Work required
Select, from the data, each line where "sequence" occurs.

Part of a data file
————————

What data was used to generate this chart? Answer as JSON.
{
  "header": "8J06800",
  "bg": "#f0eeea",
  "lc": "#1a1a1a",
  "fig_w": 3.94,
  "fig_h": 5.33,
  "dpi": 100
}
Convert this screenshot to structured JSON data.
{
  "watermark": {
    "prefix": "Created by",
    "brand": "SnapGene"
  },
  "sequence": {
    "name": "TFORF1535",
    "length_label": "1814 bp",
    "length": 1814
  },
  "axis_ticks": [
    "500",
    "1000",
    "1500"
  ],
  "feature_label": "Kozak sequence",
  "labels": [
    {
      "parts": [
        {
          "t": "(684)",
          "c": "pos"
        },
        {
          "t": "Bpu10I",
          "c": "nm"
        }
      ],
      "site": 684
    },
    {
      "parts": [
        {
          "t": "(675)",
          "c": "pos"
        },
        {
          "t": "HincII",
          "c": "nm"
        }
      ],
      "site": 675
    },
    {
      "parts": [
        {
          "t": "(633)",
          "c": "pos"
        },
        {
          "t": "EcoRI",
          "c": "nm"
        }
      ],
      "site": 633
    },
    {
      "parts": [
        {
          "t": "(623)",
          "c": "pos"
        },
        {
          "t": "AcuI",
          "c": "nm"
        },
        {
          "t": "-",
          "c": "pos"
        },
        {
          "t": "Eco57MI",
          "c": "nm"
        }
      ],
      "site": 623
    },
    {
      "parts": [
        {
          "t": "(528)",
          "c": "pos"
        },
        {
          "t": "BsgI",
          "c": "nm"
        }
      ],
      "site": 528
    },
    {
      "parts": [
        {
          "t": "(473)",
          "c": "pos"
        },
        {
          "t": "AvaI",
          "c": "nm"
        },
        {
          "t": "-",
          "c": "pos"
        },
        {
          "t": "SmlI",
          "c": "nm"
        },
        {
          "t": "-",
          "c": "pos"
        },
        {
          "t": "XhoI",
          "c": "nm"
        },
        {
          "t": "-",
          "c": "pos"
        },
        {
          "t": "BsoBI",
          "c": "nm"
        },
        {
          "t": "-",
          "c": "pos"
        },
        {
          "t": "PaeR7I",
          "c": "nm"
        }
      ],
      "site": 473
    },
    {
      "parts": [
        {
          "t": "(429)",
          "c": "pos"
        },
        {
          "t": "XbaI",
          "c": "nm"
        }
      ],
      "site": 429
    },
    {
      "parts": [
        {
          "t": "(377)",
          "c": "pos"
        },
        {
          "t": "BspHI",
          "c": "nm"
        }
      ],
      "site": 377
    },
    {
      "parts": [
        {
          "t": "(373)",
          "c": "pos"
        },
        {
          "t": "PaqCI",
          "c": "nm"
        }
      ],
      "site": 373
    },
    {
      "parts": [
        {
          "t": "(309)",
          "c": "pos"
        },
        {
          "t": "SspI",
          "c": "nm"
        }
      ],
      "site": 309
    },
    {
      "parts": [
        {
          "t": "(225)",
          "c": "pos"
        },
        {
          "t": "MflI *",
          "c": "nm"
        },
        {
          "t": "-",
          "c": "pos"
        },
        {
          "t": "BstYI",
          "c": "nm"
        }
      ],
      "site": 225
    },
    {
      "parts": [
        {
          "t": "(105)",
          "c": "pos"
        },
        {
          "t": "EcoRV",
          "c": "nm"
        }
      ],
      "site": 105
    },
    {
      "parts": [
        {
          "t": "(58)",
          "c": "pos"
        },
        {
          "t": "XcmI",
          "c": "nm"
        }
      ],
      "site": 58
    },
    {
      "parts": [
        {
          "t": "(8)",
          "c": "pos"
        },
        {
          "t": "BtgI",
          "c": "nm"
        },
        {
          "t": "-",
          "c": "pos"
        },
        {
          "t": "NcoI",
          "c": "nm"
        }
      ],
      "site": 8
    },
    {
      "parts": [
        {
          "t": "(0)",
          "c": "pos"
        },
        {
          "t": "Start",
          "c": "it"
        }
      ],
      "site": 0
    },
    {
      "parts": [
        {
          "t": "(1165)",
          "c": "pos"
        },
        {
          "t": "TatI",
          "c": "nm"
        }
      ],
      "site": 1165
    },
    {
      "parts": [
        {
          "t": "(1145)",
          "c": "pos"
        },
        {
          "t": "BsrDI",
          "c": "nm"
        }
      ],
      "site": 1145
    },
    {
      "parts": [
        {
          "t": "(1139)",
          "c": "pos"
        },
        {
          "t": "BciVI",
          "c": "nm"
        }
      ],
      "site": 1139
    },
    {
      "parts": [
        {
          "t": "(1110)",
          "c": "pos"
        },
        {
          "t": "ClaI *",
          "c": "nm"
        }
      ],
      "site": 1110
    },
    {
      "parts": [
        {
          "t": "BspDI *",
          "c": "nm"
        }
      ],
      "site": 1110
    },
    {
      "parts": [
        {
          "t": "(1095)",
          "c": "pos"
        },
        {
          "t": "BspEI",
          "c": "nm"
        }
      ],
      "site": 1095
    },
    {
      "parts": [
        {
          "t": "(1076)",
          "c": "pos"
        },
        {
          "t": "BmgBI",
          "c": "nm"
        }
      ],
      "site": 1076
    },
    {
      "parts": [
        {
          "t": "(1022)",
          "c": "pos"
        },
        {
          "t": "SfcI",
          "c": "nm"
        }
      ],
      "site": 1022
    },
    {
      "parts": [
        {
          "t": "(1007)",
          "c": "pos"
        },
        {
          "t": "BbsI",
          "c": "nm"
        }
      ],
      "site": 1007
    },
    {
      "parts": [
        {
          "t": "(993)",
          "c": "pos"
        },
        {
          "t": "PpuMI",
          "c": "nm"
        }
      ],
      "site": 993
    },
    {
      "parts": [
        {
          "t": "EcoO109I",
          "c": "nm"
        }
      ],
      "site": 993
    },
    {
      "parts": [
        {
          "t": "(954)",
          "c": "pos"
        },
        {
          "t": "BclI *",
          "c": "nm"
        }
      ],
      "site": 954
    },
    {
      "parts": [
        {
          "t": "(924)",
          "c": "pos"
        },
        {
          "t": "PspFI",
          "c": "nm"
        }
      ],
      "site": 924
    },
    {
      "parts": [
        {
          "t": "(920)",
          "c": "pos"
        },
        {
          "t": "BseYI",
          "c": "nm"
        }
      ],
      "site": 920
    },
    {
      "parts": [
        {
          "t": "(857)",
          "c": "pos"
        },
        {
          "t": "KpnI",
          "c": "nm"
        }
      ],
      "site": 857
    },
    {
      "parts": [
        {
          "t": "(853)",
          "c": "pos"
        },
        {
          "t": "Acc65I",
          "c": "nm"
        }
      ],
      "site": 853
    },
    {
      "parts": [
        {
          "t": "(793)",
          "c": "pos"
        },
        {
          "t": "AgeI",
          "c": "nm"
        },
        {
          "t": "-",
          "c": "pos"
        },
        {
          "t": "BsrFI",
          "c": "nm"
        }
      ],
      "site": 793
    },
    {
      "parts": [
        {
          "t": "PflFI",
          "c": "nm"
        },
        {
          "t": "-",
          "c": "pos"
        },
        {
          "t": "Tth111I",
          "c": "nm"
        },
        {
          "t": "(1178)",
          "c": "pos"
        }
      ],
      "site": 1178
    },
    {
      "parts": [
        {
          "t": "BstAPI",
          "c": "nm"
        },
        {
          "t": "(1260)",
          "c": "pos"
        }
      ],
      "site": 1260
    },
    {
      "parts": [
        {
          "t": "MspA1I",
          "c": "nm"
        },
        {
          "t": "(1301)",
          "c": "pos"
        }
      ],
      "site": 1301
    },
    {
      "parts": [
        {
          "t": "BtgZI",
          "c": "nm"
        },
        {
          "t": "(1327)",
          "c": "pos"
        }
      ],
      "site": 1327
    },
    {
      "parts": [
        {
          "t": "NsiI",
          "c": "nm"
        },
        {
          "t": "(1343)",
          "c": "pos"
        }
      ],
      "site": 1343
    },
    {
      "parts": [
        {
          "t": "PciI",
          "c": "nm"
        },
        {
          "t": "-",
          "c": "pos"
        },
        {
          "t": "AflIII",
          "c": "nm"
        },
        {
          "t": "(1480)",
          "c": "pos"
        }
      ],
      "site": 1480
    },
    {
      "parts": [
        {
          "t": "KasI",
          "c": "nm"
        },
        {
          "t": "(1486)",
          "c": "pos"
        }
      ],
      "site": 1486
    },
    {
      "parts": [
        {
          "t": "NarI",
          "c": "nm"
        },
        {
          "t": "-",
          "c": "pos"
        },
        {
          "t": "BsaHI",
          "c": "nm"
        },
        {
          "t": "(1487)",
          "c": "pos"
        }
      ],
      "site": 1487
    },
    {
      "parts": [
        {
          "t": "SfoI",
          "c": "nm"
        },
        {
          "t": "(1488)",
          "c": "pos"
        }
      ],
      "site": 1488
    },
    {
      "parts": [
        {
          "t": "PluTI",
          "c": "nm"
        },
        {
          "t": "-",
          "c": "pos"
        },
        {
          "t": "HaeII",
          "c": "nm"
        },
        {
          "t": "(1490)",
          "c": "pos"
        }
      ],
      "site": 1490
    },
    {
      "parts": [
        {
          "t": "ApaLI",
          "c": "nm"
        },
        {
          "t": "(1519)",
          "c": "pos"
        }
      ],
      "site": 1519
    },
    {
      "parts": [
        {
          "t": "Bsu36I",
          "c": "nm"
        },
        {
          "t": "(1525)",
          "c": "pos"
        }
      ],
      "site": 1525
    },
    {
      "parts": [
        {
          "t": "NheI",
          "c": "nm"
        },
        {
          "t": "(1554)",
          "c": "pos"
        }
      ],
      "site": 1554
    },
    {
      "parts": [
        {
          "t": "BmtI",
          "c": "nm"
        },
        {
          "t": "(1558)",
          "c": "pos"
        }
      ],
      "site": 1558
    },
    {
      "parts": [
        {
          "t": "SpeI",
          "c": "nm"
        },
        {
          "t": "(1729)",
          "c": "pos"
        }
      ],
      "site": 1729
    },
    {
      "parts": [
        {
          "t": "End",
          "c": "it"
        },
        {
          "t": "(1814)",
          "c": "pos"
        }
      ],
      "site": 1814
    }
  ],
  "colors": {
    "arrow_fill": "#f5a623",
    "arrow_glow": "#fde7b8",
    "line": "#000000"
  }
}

————————

Complete output
  "sequence": {
  "feature_label": "Kozak sequence",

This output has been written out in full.